---- DATA ROWS

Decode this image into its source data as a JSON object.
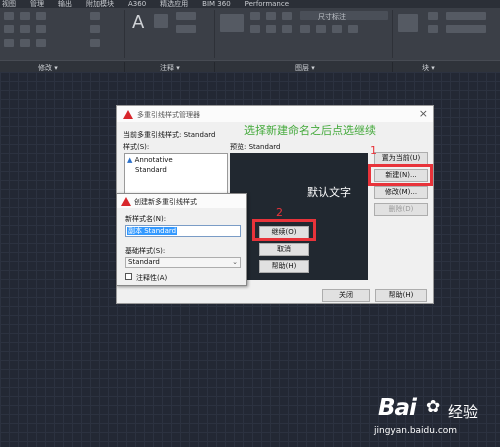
{
  "menubar": {
    "items": [
      "视图",
      "管理",
      "输出",
      "附加模块",
      "A360",
      "精选应用",
      "BIM 360",
      "Performance"
    ]
  },
  "ribbon": {
    "annotation_big": "A",
    "layer_dropdown": "尺寸标注",
    "panels": [
      {
        "label": "修改",
        "arrow": "▾"
      },
      {
        "label": "注释",
        "arrow": "▾"
      },
      {
        "label": "图层",
        "arrow": "▾"
      },
      {
        "label": "块",
        "arrow": "▾"
      }
    ]
  },
  "dialog": {
    "title": "多重引线样式管理器",
    "current_style_label": "当前多重引线样式: Standard",
    "styles_label": "样式(S):",
    "styles": [
      {
        "name": "Annotative",
        "icon": "annotative-icon"
      },
      {
        "name": "Standard",
        "icon": ""
      }
    ],
    "preview_label": "预览: Standard",
    "preview_text": "默认文字",
    "buttons": {
      "set_current": "置为当前(U)",
      "new": "新建(N)...",
      "modify": "修改(M)...",
      "delete": "删除(D)",
      "close": "关闭",
      "help": "帮助(H)"
    },
    "instruction": "选择新建命名之后点选继续",
    "marker_1": "1",
    "marker_2": "2"
  },
  "subdialog": {
    "title": "创建新多重引线样式",
    "name_label": "新样式名(N):",
    "name_value": "副本 Standard",
    "base_label": "基础样式(S):",
    "base_value": "Standard",
    "annotative_label": "注释性(A)",
    "annotative_checked": false,
    "buttons": {
      "continue": "继续(O)",
      "cancel": "取消",
      "help": "帮助(H)"
    }
  },
  "watermark": {
    "logo": "Bai",
    "logo_suffix": "经验",
    "url": "jingyan.baidu.com"
  },
  "colors": {
    "highlight": "#e8333a",
    "instruction": "#43a93a",
    "autocad_red": "#d8262b"
  }
}
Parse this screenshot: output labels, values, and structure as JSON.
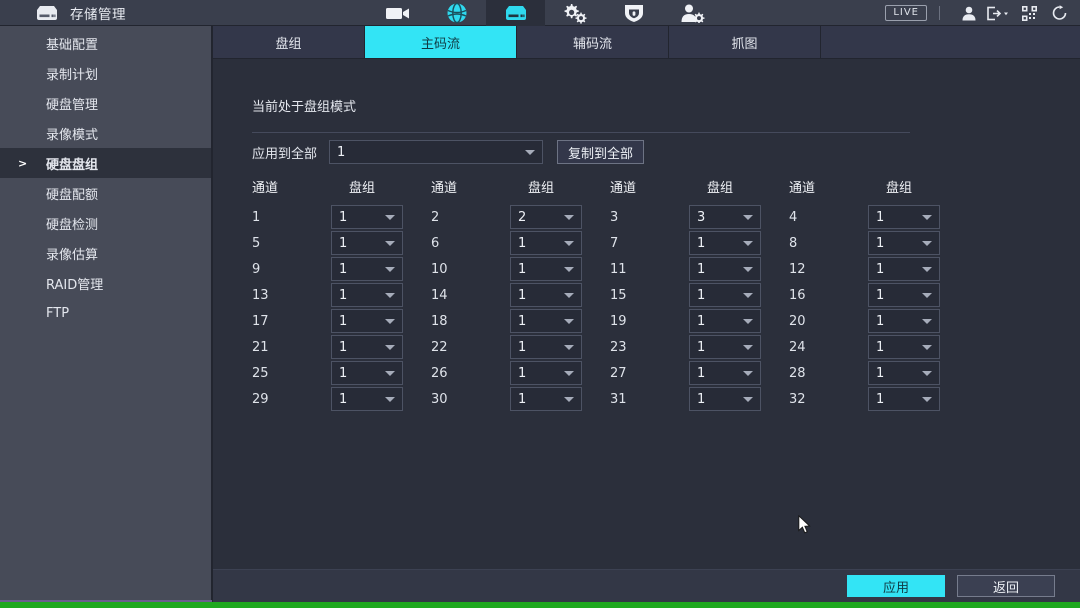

--------

» **WHAT THIS TASK INVOLVES**: Quote each record exactly as it stands, minus the pictures.

» **RESPONSE TO THE EXERCISE**:
Decode this image into its source data as a JSON object.
{
  "menubar": {
    "items": [
      "视图",
      "管理",
      "输出",
      "附加模块",
      "A360",
      "精选应用",
      "BIM 360",
      "Performance"
    ]
  },
  "ribbon": {
    "annotation_big": "A",
    "layer_dropdown": "尺寸标注",
    "panels": [
      {
        "label": "修改",
        "arrow": "▾"
      },
      {
        "label": "注释",
        "arrow": "▾"
      },
      {
        "label": "图层",
        "arrow": "▾"
      },
      {
        "label": "块",
        "arrow": "▾"
      }
    ]
  },
  "dialog": {
    "title": "多重引线样式管理器",
    "current_style_label": "当前多重引线样式: Standard",
    "styles_label": "样式(S):",
    "styles": [
      {
        "name": "Annotative",
        "icon": "annotative-icon"
      },
      {
        "name": "Standard",
        "icon": ""
      }
    ],
    "preview_label": "预览: Standard",
    "preview_text": "默认文字",
    "buttons": {
      "set_current": "置为当前(U)",
      "new": "新建(N)...",
      "modify": "修改(M)...",
      "delete": "删除(D)",
      "close": "关闭",
      "help": "帮助(H)"
    },
    "instruction": "选择新建命名之后点选继续",
    "marker_1": "1",
    "marker_2": "2"
  },
  "subdialog": {
    "title": "创建新多重引线样式",
    "name_label": "新样式名(N):",
    "name_value": "副本 Standard",
    "base_label": "基础样式(S):",
    "base_value": "Standard",
    "annotative_label": "注释性(A)",
    "annotative_checked": false,
    "buttons": {
      "continue": "继续(O)",
      "cancel": "取消",
      "help": "帮助(H)"
    }
  },
  "watermark": {
    "logo": "Bai",
    "logo_suffix": "经验",
    "url": "jingyan.baidu.com"
  },
  "colors": {
    "highlight": "#e8333a",
    "instruction": "#43a93a",
    "autocad_red": "#d8262b"
  }
}
Parse this screenshot: output labels, values, and structure as JSON.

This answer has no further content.